> [AIM OF THE EXERCISE]:
Repeat, exactly and completely, the entries shown underneath.

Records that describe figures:
+ + + +
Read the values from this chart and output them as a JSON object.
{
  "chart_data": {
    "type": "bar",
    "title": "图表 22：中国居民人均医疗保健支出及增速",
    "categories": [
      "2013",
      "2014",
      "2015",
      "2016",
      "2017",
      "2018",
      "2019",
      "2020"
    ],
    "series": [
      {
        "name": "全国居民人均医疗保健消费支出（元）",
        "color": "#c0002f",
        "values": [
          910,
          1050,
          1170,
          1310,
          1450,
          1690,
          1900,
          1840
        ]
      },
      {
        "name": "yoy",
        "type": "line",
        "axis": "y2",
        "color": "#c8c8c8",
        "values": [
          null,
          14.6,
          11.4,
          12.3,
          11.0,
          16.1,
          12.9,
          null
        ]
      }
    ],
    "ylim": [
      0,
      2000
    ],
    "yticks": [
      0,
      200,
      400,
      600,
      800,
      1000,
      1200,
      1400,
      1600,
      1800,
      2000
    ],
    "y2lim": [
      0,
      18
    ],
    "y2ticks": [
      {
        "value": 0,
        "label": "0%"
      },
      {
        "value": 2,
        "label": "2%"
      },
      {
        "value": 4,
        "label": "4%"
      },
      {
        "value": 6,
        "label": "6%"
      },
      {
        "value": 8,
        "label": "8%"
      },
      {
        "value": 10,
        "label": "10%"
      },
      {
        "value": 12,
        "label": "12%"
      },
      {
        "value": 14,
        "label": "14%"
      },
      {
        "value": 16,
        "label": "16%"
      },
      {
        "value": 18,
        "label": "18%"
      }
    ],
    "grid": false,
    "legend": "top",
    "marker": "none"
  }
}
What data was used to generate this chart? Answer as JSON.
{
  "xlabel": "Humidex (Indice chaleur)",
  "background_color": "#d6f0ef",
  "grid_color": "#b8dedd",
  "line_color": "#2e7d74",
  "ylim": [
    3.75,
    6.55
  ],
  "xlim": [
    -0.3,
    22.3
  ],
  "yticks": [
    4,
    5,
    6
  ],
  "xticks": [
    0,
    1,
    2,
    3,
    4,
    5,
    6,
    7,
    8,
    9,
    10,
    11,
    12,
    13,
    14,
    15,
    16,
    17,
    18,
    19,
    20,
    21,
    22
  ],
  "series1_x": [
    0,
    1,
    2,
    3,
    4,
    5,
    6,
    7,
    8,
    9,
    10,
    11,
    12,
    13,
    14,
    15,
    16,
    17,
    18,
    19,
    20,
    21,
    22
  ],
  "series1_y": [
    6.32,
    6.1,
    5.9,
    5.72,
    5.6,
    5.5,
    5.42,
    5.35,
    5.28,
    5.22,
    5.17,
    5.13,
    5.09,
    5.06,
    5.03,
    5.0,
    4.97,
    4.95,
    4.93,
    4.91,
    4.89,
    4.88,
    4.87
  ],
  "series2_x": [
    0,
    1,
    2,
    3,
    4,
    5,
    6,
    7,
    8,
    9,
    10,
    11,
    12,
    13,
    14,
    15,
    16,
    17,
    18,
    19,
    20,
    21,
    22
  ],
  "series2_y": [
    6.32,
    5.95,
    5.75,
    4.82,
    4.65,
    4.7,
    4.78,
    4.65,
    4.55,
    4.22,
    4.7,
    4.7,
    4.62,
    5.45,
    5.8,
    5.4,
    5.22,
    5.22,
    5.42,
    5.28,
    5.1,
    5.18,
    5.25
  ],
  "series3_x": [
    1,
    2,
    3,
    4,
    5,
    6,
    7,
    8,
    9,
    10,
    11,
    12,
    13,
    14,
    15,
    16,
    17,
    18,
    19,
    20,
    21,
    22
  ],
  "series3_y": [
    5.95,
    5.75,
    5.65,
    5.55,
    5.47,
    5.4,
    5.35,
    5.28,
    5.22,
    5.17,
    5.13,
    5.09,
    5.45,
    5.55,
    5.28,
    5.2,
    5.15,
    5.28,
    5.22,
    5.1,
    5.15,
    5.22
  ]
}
+ + + +
> [FULL SOLUTION]:
Read the values from this chart and output them as a JSON object.
{
  "chart_data": {
    "type": "bar",
    "title": "图表 22：中国居民人均医疗保健支出及增速",
    "categories": [
      "2013",
      "2014",
      "2015",
      "2016",
      "2017",
      "2018",
      "2019",
      "2020"
    ],
    "series": [
      {
        "name": "全国居民人均医疗保健消费支出（元）",
        "color": "#c0002f",
        "values": [
          910,
          1050,
          1170,
          1310,
          1450,
          1690,
          1900,
          1840
        ]
      },
      {
        "name": "yoy",
        "type": "line",
        "axis": "y2",
        "color": "#c8c8c8",
        "values": [
          null,
          14.6,
          11.4,
          12.3,
          11.0,
          16.1,
          12.9,
          null
        ]
      }
    ],
    "ylim": [
      0,
      2000
    ],
    "yticks": [
      0,
      200,
      400,
      600,
      800,
      1000,
      1200,
      1400,
      1600,
      1800,
      2000
    ],
    "y2lim": [
      0,
      18
    ],
    "y2ticks": [
      {
        "value": 0,
        "label": "0%"
      },
      {
        "value": 2,
        "label": "2%"
      },
      {
        "value": 4,
        "label": "4%"
      },
      {
        "value": 6,
        "label": "6%"
      },
      {
        "value": 8,
        "label": "8%"
      },
      {
        "value": 10,
        "label": "10%"
      },
      {
        "value": 12,
        "label": "12%"
      },
      {
        "value": 14,
        "label": "14%"
      },
      {
        "value": 16,
        "label": "16%"
      },
      {
        "value": 18,
        "label": "18%"
      }
    ],
    "grid": false,
    "legend": "top",
    "marker": "none"
  }
}
What data was used to generate this chart? Answer as JSON.
{
  "xlabel": "Humidex (Indice chaleur)",
  "background_color": "#d6f0ef",
  "grid_color": "#b8dedd",
  "line_color": "#2e7d74",
  "ylim": [
    3.75,
    6.55
  ],
  "xlim": [
    -0.3,
    22.3
  ],
  "yticks": [
    4,
    5,
    6
  ],
  "xticks": [
    0,
    1,
    2,
    3,
    4,
    5,
    6,
    7,
    8,
    9,
    10,
    11,
    12,
    13,
    14,
    15,
    16,
    17,
    18,
    19,
    20,
    21,
    22
  ],
  "series1_x": [
    0,
    1,
    2,
    3,
    4,
    5,
    6,
    7,
    8,
    9,
    10,
    11,
    12,
    13,
    14,
    15,
    16,
    17,
    18,
    19,
    20,
    21,
    22
  ],
  "series1_y": [
    6.32,
    6.1,
    5.9,
    5.72,
    5.6,
    5.5,
    5.42,
    5.35,
    5.28,
    5.22,
    5.17,
    5.13,
    5.09,
    5.06,
    5.03,
    5.0,
    4.97,
    4.95,
    4.93,
    4.91,
    4.89,
    4.88,
    4.87
  ],
  "series2_x": [
    0,
    1,
    2,
    3,
    4,
    5,
    6,
    7,
    8,
    9,
    10,
    11,
    12,
    13,
    14,
    15,
    16,
    17,
    18,
    19,
    20,
    21,
    22
  ],
  "series2_y": [
    6.32,
    5.95,
    5.75,
    4.82,
    4.65,
    4.7,
    4.78,
    4.65,
    4.55,
    4.22,
    4.7,
    4.7,
    4.62,
    5.45,
    5.8,
    5.4,
    5.22,
    5.22,
    5.42,
    5.28,
    5.1,
    5.18,
    5.25
  ],
  "series3_x": [
    1,
    2,
    3,
    4,
    5,
    6,
    7,
    8,
    9,
    10,
    11,
    12,
    13,
    14,
    15,
    16,
    17,
    18,
    19,
    20,
    21,
    22
  ],
  "series3_y": [
    5.95,
    5.75,
    5.65,
    5.55,
    5.47,
    5.4,
    5.35,
    5.28,
    5.22,
    5.17,
    5.13,
    5.09,
    5.45,
    5.55,
    5.28,
    5.2,
    5.15,
    5.28,
    5.22,
    5.1,
    5.15,
    5.22
  ]
}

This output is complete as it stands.